Trecho fornecido:
··········
Em primeiro plano, o Pavilhão de Medicamentos Oficiais (também denominado Pavilhão da Química ou Quinino, atual Pavilhão Figueiredo de Vasconcelos), erguido com dois pavimentos em 1919. Ao fundo, fachada posterior do Pavilhão Mourisco
A especialista aponta que as metas do momento são conseguir controlar a epidemia e diminuir a tragédia social, e reforça que “a epidemia é longa, e, ao olhar a questão de forma macro, é preciso garantir suplementação alimentar e saneamento básico. A doença é altamente transmissível e requer também controle das condições ambientais”.
As palavras que parecem fazer parte de toda e qualquer atuação da Fiocruz são colaboração e compromisso com a saúde pública, seja nacional, seja internacional. Globalmente, a instituição atua em colaboração com redes de pesquisas europeias e norte-americanas, além da forte ligação histórica com o Instituto Pasteur. Uma delas é apoiada pela Comissão Europeia e voltada para a emergência sanitária de zika e seu impacto. A doença transmitida pelo Aedes aegypti foi um grande desafio no Brasil em 2016 e, mais uma vez, a fundação esteve envolvida no combate, com destaque para o nome da epidemiologista Celina Turchi.
Como os inúmeros surtos e necessidades sociais enfrentados pela fundação ao longo de 120 anos, nesta primeira epidemia digital a instituição tem um grande compromisso: ciência e sociedade devem caminhar de mãos dadas. Como afirma a doutora Margareth: “O mundo não pode sair igual ou pior. Não temos o direito de sair apequenados disso”.
FIOCRUZ COORDENA PESQUISA DA OMS NO BRASIL
Em 20 de março, a Organização Mundial da Saúde (OMS) anunciou o ensaio clínico Solidarity para estudar a eficácia de quatro tratamentos diferentes contra a Covid-19. A iniciativa de colaboração global conta com a liderança da Fiocruz no Brasil e o aporte de R$ 4 milhões do Ministério da Saúde. A rede de pesquisa coordenada será implementada em 18 hospitais de 12 estados brasileiros.
O intuito do estudo é fornecer respostas rápidas de medicamentos eficazes contra a doença com a participação consentida de milhares de pacientes hospitalizados por Covid-19. Para tratamento dos infectados e desenvolvimento das pesquisas, o Ministério da Saúde investiu R$ 144 milhões na construção do Centro Hospitalar Fiocruz, que será implantado na capital do Rio de Janeiro. O espaço deve receber 200 leitos para casos graves de coronavírus. Os testes iniciais envolvem a cloroquina, o Remdesivir, a combinação de liponavir e ritonavir, isolado ou combinado ao Interferon Beta 1a.
··········
Tarefa A:
Transcreva do trecho sobre a Fiocruz a parte que vai de "Como os inúmeros" até "12 estados brasileiros.".
Tarefa B:
Segundo o trecho sobre a Fiocruz, quantos leitos para casos graves de coronavírus o Centro Hospitalar Fiocruz deve receber?
Tarefa C:
Liste todos os nomes que o trecho sobre a Fiocruz dá ao pavilhão erguido em 1919.
As linhas a seguir não têm nenhuma relação com o trecho sobre a Fiocruz.
··········
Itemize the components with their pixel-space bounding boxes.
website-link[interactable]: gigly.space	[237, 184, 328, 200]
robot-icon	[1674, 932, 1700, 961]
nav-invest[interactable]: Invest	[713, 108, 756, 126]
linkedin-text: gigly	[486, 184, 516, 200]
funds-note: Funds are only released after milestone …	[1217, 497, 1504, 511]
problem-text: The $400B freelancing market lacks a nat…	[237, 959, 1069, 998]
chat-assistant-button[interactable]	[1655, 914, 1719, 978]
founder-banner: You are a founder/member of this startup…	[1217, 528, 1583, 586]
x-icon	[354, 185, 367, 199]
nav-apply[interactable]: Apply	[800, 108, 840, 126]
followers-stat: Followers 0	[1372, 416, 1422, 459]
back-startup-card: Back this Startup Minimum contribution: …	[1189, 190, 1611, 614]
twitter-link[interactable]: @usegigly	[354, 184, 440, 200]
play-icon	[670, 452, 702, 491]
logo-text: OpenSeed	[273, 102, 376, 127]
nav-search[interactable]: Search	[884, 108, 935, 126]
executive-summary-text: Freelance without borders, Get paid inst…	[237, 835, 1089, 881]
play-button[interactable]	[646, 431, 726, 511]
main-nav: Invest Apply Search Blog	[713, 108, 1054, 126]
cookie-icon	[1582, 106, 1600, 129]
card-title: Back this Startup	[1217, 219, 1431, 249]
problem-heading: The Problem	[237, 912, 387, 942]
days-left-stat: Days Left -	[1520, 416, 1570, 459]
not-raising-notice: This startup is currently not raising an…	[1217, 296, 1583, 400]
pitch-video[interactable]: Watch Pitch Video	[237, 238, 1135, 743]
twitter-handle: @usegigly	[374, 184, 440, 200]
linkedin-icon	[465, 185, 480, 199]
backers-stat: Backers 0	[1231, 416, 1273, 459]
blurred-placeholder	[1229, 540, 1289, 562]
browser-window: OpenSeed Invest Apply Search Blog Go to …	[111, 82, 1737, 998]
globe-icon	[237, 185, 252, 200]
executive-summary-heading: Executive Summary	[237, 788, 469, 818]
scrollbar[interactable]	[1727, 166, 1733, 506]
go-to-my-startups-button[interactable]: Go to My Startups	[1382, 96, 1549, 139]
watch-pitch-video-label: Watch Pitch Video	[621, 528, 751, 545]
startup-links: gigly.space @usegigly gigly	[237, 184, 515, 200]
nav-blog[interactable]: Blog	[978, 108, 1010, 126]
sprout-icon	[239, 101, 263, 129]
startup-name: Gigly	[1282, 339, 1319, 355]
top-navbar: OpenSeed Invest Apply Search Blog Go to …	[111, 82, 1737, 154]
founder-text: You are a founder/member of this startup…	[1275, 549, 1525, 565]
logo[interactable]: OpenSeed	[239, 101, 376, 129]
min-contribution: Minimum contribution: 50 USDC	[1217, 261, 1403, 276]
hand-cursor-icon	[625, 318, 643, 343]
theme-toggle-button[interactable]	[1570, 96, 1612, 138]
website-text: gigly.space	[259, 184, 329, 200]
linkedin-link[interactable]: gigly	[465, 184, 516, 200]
··········
Sua resposta A:
Como os inúmeros surtos e necessidades sociais enfrentados pela fundação ao longo de 120 anos, nesta primeira epidemia digital a instituição tem um grande compromisso: ciência e sociedade devem caminhar de mãos dadas. Como afirma a doutora Margareth: “O mundo não pode sair igual ou pior. Não temos o direito de sair apequenados disso”.
FIOCRUZ COORDENA PESQUISA DA OMS NO BRASIL
Em 20 de março, a Organização Mundial da Saúde (OMS) anunciou o ensaio clínico Solidarity para estudar a eficácia de quatro tratamentos diferentes contra a Covid-19. A iniciativa de colaboração global conta com a liderança da Fiocruz no Brasil e o aporte de R$ 4 milhões do Ministério da Saúde. A rede de pesquisa coordenada será implementada em 18 hospitais de 12 estados brasileiros.

Sua resposta B:
200 leitos.

Sua resposta C:
Pavilhão de Medicamentos Oficiais; Pavilhão da Química; Quinino; Pavilhão Figueiredo de Vasconcelos